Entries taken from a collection
================

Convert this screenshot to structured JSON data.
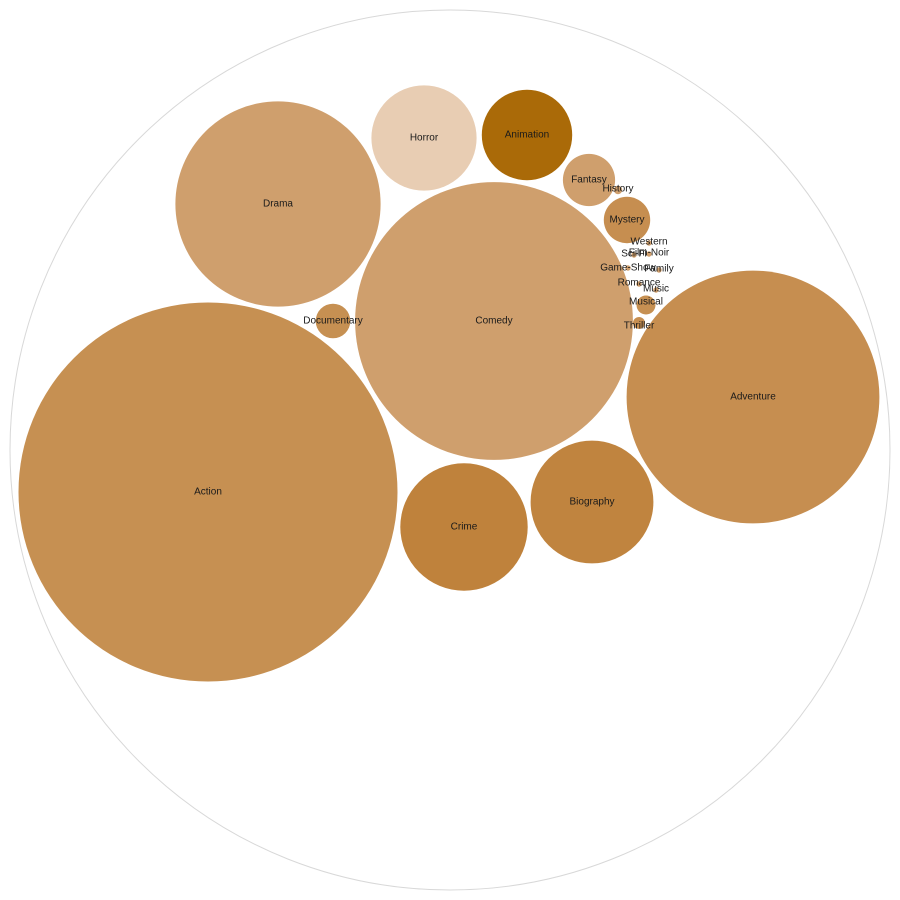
{
  "chart_data": {
    "type": "bubble",
    "title": "",
    "items": [
      {
        "name": "Action",
        "value": 100,
        "color": "#c69052"
      },
      {
        "name": "Comedy",
        "value": 53.7,
        "color": "#cf9f6d"
      },
      {
        "name": "Adventure",
        "value": 44.5,
        "color": "#c68e50"
      },
      {
        "name": "Drama",
        "value": 29.3,
        "color": "#cf9f6d"
      },
      {
        "name": "Crime",
        "value": 11.3,
        "color": "#bf823c"
      },
      {
        "name": "Biography",
        "value": 10.5,
        "color": "#c0843f"
      },
      {
        "name": "Horror",
        "value": 7.7,
        "color": "#e8cdb3"
      },
      {
        "name": "Animation",
        "value": 5.7,
        "color": "#aa6a08"
      },
      {
        "name": "Fantasy",
        "value": 1.9,
        "color": "#cf9f6d"
      },
      {
        "name": "Mystery",
        "value": 1.5,
        "color": "#c68e50"
      },
      {
        "name": "Documentary",
        "value": 0.83,
        "color": "#c69052"
      },
      {
        "name": "Thriller",
        "value": 0.1,
        "color": "#c68e50"
      },
      {
        "name": "Musical",
        "value": 0.25,
        "color": "#c69052"
      },
      {
        "name": "History",
        "value": 0.05,
        "color": "#cf9f6d"
      },
      {
        "name": "Western",
        "value": 0.02,
        "color": "#cf9f6d"
      },
      {
        "name": "Film-Noir",
        "value": 0.02,
        "color": "#cf9f6d"
      },
      {
        "name": "Sci-Fi",
        "value": 0.02,
        "color": "#cf9f6d"
      },
      {
        "name": "Game-Show",
        "value": 0.02,
        "color": "#cf9f6d"
      },
      {
        "name": "Family",
        "value": 0.02,
        "color": "#cf9f6d"
      },
      {
        "name": "Romance",
        "value": 0.02,
        "color": "#cf9f6d"
      },
      {
        "name": "Music",
        "value": 0.02,
        "color": "#cf9f6d"
      }
    ]
  }
}
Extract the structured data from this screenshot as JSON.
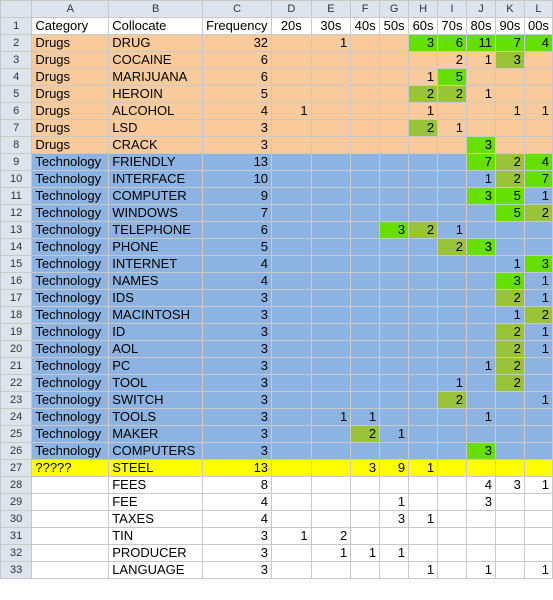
{
  "columns": [
    "A",
    "B",
    "C",
    "D",
    "E",
    "F",
    "G",
    "H",
    "I",
    "J",
    "K",
    "L"
  ],
  "colors": {
    "drugs_bg": "#f9cb9c",
    "tech_bg": "#8db3e2",
    "unknown_bg": "#ffff00",
    "highlight_bright": "#66e000",
    "highlight_olive": "#99c338",
    "header_bg": "#dde4ee",
    "grid_line": "#c9c9c9"
  },
  "rows": [
    {
      "num": "1",
      "bg": "white",
      "cells": [
        "Category",
        "Collocate",
        "Frequency",
        "20s",
        "30s",
        "40s",
        "50s",
        "60s",
        "70s",
        "80s",
        "90s",
        "00s"
      ],
      "hl": {}
    },
    {
      "num": "2",
      "bg": "drugs",
      "cells": [
        "Drugs",
        "DRUG",
        "32",
        "",
        "1",
        "",
        "",
        "3",
        "6",
        "11",
        "7",
        "4"
      ],
      "hl": {
        "7": "bright",
        "8": "bright",
        "9": "bright",
        "10": "bright",
        "11": "bright"
      }
    },
    {
      "num": "3",
      "bg": "drugs",
      "cells": [
        "Drugs",
        "COCAINE",
        "6",
        "",
        "",
        "",
        "",
        "",
        "2",
        "1",
        "3",
        ""
      ],
      "hl": {
        "10": "olive"
      }
    },
    {
      "num": "4",
      "bg": "drugs",
      "cells": [
        "Drugs",
        "MARIJUANA",
        "6",
        "",
        "",
        "",
        "",
        "1",
        "5",
        "",
        "",
        ""
      ],
      "hl": {
        "8": "bright"
      }
    },
    {
      "num": "5",
      "bg": "drugs",
      "cells": [
        "Drugs",
        "HEROIN",
        "5",
        "",
        "",
        "",
        "",
        "2",
        "2",
        "1",
        "",
        ""
      ],
      "hl": {
        "7": "olive",
        "8": "olive"
      }
    },
    {
      "num": "6",
      "bg": "drugs",
      "cells": [
        "Drugs",
        "ALCOHOL",
        "4",
        "1",
        "",
        "",
        "",
        "1",
        "",
        "",
        "1",
        "1"
      ],
      "hl": {}
    },
    {
      "num": "7",
      "bg": "drugs",
      "cells": [
        "Drugs",
        "LSD",
        "3",
        "",
        "",
        "",
        "",
        "2",
        "1",
        "",
        "",
        ""
      ],
      "hl": {
        "7": "olive"
      }
    },
    {
      "num": "8",
      "bg": "drugs",
      "cells": [
        "Drugs",
        "CRACK",
        "3",
        "",
        "",
        "",
        "",
        "",
        "",
        "3",
        "",
        ""
      ],
      "hl": {
        "9": "bright"
      }
    },
    {
      "num": "9",
      "bg": "tech",
      "cells": [
        "Technology",
        "FRIENDLY",
        "13",
        "",
        "",
        "",
        "",
        "",
        "",
        "7",
        "2",
        "4"
      ],
      "hl": {
        "9": "bright",
        "10": "olive",
        "11": "bright"
      }
    },
    {
      "num": "10",
      "bg": "tech",
      "cells": [
        "Technology",
        "INTERFACE",
        "10",
        "",
        "",
        "",
        "",
        "",
        "",
        "1",
        "2",
        "7"
      ],
      "hl": {
        "10": "olive",
        "11": "bright"
      }
    },
    {
      "num": "11",
      "bg": "tech",
      "cells": [
        "Technology",
        "COMPUTER",
        "9",
        "",
        "",
        "",
        "",
        "",
        "",
        "3",
        "5",
        "1"
      ],
      "hl": {
        "9": "bright",
        "10": "bright"
      }
    },
    {
      "num": "12",
      "bg": "tech",
      "cells": [
        "Technology",
        "WINDOWS",
        "7",
        "",
        "",
        "",
        "",
        "",
        "",
        "",
        "5",
        "2"
      ],
      "hl": {
        "10": "bright",
        "11": "olive"
      }
    },
    {
      "num": "13",
      "bg": "tech",
      "cells": [
        "Technology",
        "TELEPHONE",
        "6",
        "",
        "",
        "",
        "3",
        "2",
        "1",
        "",
        "",
        ""
      ],
      "hl": {
        "6": "bright",
        "7": "olive"
      }
    },
    {
      "num": "14",
      "bg": "tech",
      "cells": [
        "Technology",
        "PHONE",
        "5",
        "",
        "",
        "",
        "",
        "",
        "2",
        "3",
        "",
        ""
      ],
      "hl": {
        "8": "olive",
        "9": "bright"
      }
    },
    {
      "num": "15",
      "bg": "tech",
      "cells": [
        "Technology",
        "INTERNET",
        "4",
        "",
        "",
        "",
        "",
        "",
        "",
        "",
        "1",
        "3"
      ],
      "hl": {
        "11": "bright"
      }
    },
    {
      "num": "16",
      "bg": "tech",
      "cells": [
        "Technology",
        "NAMES",
        "4",
        "",
        "",
        "",
        "",
        "",
        "",
        "",
        "3",
        "1"
      ],
      "hl": {
        "10": "bright"
      }
    },
    {
      "num": "17",
      "bg": "tech",
      "cells": [
        "Technology",
        "IDS",
        "3",
        "",
        "",
        "",
        "",
        "",
        "",
        "",
        "2",
        "1"
      ],
      "hl": {
        "10": "olive"
      }
    },
    {
      "num": "18",
      "bg": "tech",
      "cells": [
        "Technology",
        "MACINTOSH",
        "3",
        "",
        "",
        "",
        "",
        "",
        "",
        "",
        "1",
        "2"
      ],
      "hl": {
        "11": "olive"
      }
    },
    {
      "num": "19",
      "bg": "tech",
      "cells": [
        "Technology",
        "ID",
        "3",
        "",
        "",
        "",
        "",
        "",
        "",
        "",
        "2",
        "1"
      ],
      "hl": {
        "10": "olive"
      }
    },
    {
      "num": "20",
      "bg": "tech",
      "cells": [
        "Technology",
        "AOL",
        "3",
        "",
        "",
        "",
        "",
        "",
        "",
        "",
        "2",
        "1"
      ],
      "hl": {
        "10": "olive"
      }
    },
    {
      "num": "21",
      "bg": "tech",
      "cells": [
        "Technology",
        "PC",
        "3",
        "",
        "",
        "",
        "",
        "",
        "",
        "1",
        "2",
        ""
      ],
      "hl": {
        "10": "olive"
      }
    },
    {
      "num": "22",
      "bg": "tech",
      "cells": [
        "Technology",
        "TOOL",
        "3",
        "",
        "",
        "",
        "",
        "",
        "1",
        "",
        "2",
        ""
      ],
      "hl": {
        "10": "olive"
      }
    },
    {
      "num": "23",
      "bg": "tech",
      "cells": [
        "Technology",
        "SWITCH",
        "3",
        "",
        "",
        "",
        "",
        "",
        "2",
        "",
        "",
        "1"
      ],
      "hl": {
        "8": "olive"
      }
    },
    {
      "num": "24",
      "bg": "tech",
      "cells": [
        "Technology",
        "TOOLS",
        "3",
        "",
        "1",
        "1",
        "",
        "",
        "",
        "1",
        "",
        ""
      ],
      "hl": {}
    },
    {
      "num": "25",
      "bg": "tech",
      "cells": [
        "Technology",
        "MAKER",
        "3",
        "",
        "",
        "2",
        "1",
        "",
        "",
        "",
        "",
        ""
      ],
      "hl": {
        "5": "olive"
      }
    },
    {
      "num": "26",
      "bg": "tech",
      "cells": [
        "Technology",
        "COMPUTERS",
        "3",
        "",
        "",
        "",
        "",
        "",
        "",
        "3",
        "",
        ""
      ],
      "hl": {
        "9": "bright"
      }
    },
    {
      "num": "27",
      "bg": "unk",
      "cells": [
        "?????",
        "STEEL",
        "13",
        "",
        "",
        "3",
        "9",
        "1",
        "",
        "",
        "",
        ""
      ],
      "hl": {}
    },
    {
      "num": "28",
      "bg": "white",
      "cells": [
        "",
        "FEES",
        "8",
        "",
        "",
        "",
        "",
        "",
        "",
        "4",
        "3",
        "1"
      ],
      "hl": {}
    },
    {
      "num": "29",
      "bg": "white",
      "cells": [
        "",
        "FEE",
        "4",
        "",
        "",
        "",
        "1",
        "",
        "",
        "3",
        "",
        ""
      ],
      "hl": {}
    },
    {
      "num": "30",
      "bg": "white",
      "cells": [
        "",
        "TAXES",
        "4",
        "",
        "",
        "",
        "3",
        "1",
        "",
        "",
        "",
        ""
      ],
      "hl": {}
    },
    {
      "num": "31",
      "bg": "white",
      "cells": [
        "",
        "TIN",
        "3",
        "1",
        "2",
        "",
        "",
        "",
        "",
        "",
        "",
        ""
      ],
      "hl": {}
    },
    {
      "num": "32",
      "bg": "white",
      "cells": [
        "",
        "PRODUCER",
        "3",
        "",
        "1",
        "1",
        "1",
        "",
        "",
        "",
        "",
        ""
      ],
      "hl": {}
    },
    {
      "num": "33",
      "bg": "white",
      "cells": [
        "",
        "LANGUAGE",
        "3",
        "",
        "",
        "",
        "",
        "1",
        "",
        "1",
        "",
        "1"
      ],
      "hl": {}
    }
  ]
}
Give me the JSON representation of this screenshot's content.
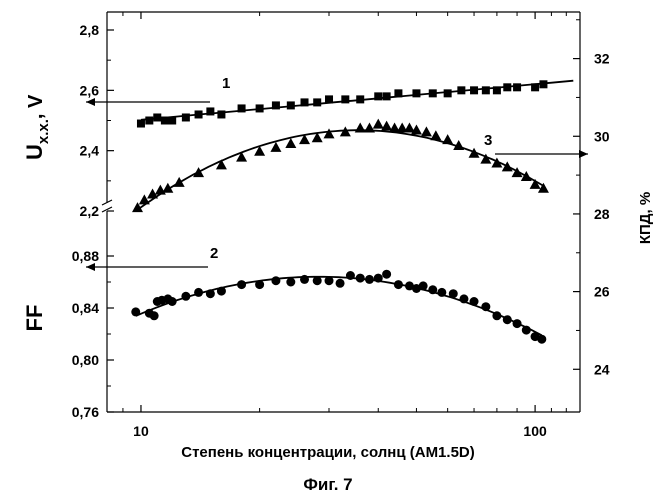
{
  "chart_data": {
    "type": "scatter",
    "x_axis": {
      "label": "Степень концентрации, солнц (AM1.5D)",
      "scale": "log",
      "ticks": [
        "10",
        "100"
      ],
      "range": [
        8.2,
        130
      ]
    },
    "left_axis_upper": {
      "label_main": "U",
      "label_sub": "x.x.",
      "label_unit": ", V",
      "range": [
        2.2,
        2.8
      ],
      "ticks": [
        "2,2",
        "2,4",
        "2,6",
        "2,8"
      ]
    },
    "left_axis_lower": {
      "label": "FF",
      "range": [
        0.76,
        0.9
      ],
      "ticks": [
        "0,76",
        "0,80",
        "0,84",
        "0,88"
      ]
    },
    "right_axis": {
      "label": "КПД, %",
      "range": [
        22.9,
        33.2
      ],
      "ticks": [
        "24",
        "26",
        "28",
        "30",
        "32"
      ]
    },
    "series": [
      {
        "marker": "square",
        "axis": "left_axis_upper",
        "fit": "line",
        "x": [
          10.0,
          10.5,
          11.0,
          11.5,
          12.0,
          13.0,
          14.0,
          15.0,
          16.0,
          18.0,
          20.0,
          22.0,
          24.0,
          26.0,
          28.0,
          30.0,
          33.0,
          36.0,
          40.0,
          42.0,
          45.0,
          50.0,
          55.0,
          60.0,
          65.0,
          70.0,
          75.0,
          80.0,
          85.0,
          90.0,
          100.0,
          105.0
        ],
        "y": [
          2.49,
          2.5,
          2.51,
          2.5,
          2.5,
          2.51,
          2.52,
          2.53,
          2.52,
          2.54,
          2.54,
          2.55,
          2.55,
          2.56,
          2.56,
          2.57,
          2.57,
          2.57,
          2.58,
          2.58,
          2.59,
          2.59,
          2.59,
          2.59,
          2.6,
          2.6,
          2.6,
          2.6,
          2.61,
          2.61,
          2.61,
          2.62
        ]
      },
      {
        "marker": "triangle",
        "axis": "right_axis",
        "fit": "curve",
        "x": [
          9.8,
          10.2,
          10.7,
          11.2,
          11.7,
          12.5,
          14.0,
          16.0,
          18.0,
          20.0,
          22.0,
          24.0,
          26.0,
          28.0,
          30.0,
          33.0,
          36.0,
          38.0,
          40.0,
          42.0,
          44.0,
          46.0,
          48.0,
          50.0,
          53.0,
          56.0,
          60.0,
          64.0,
          70.0,
          75.0,
          80.0,
          85.0,
          90.0,
          95.0,
          100.0,
          105.0
        ],
        "y": [
          28.15,
          28.35,
          28.5,
          28.6,
          28.65,
          28.8,
          29.05,
          29.25,
          29.45,
          29.6,
          29.7,
          29.8,
          29.9,
          29.95,
          30.05,
          30.1,
          30.2,
          30.2,
          30.3,
          30.25,
          30.2,
          30.2,
          30.2,
          30.15,
          30.1,
          30.0,
          29.9,
          29.75,
          29.55,
          29.4,
          29.3,
          29.2,
          29.05,
          28.95,
          28.75,
          28.65
        ]
      },
      {
        "marker": "circle",
        "axis": "left_axis_lower",
        "fit": "curve",
        "x": [
          9.7,
          10.5,
          10.8,
          11.0,
          11.3,
          11.7,
          12.0,
          13.0,
          14.0,
          15.0,
          16.0,
          18.0,
          20.0,
          22.0,
          24.0,
          26.0,
          28.0,
          30.0,
          32.0,
          34.0,
          36.0,
          38.0,
          40.0,
          42.0,
          45.0,
          48.0,
          50.0,
          52.0,
          55.0,
          58.0,
          62.0,
          66.0,
          70.0,
          75.0,
          80.0,
          85.0,
          90.0,
          95.0,
          100.0,
          104.0
        ],
        "y": [
          0.837,
          0.836,
          0.834,
          0.845,
          0.846,
          0.847,
          0.845,
          0.849,
          0.852,
          0.851,
          0.853,
          0.858,
          0.858,
          0.861,
          0.86,
          0.862,
          0.861,
          0.861,
          0.859,
          0.865,
          0.863,
          0.862,
          0.863,
          0.866,
          0.858,
          0.857,
          0.855,
          0.857,
          0.854,
          0.852,
          0.851,
          0.847,
          0.845,
          0.841,
          0.834,
          0.831,
          0.828,
          0.823,
          0.818,
          0.816
        ]
      }
    ],
    "annotations": [
      {
        "text": "1",
        "arrow": "left"
      },
      {
        "text": "2",
        "arrow": "left"
      },
      {
        "text": "3",
        "arrow": "right"
      }
    ],
    "caption": "Фиг. 7"
  }
}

================

* _WHAT YOU NEED TO DO_
Pull every line containing "structured" from the material above.

* _OUTPUT_
Convert this screenshot to structured JSON data.
Extract the structured data from this screenshot as JSON.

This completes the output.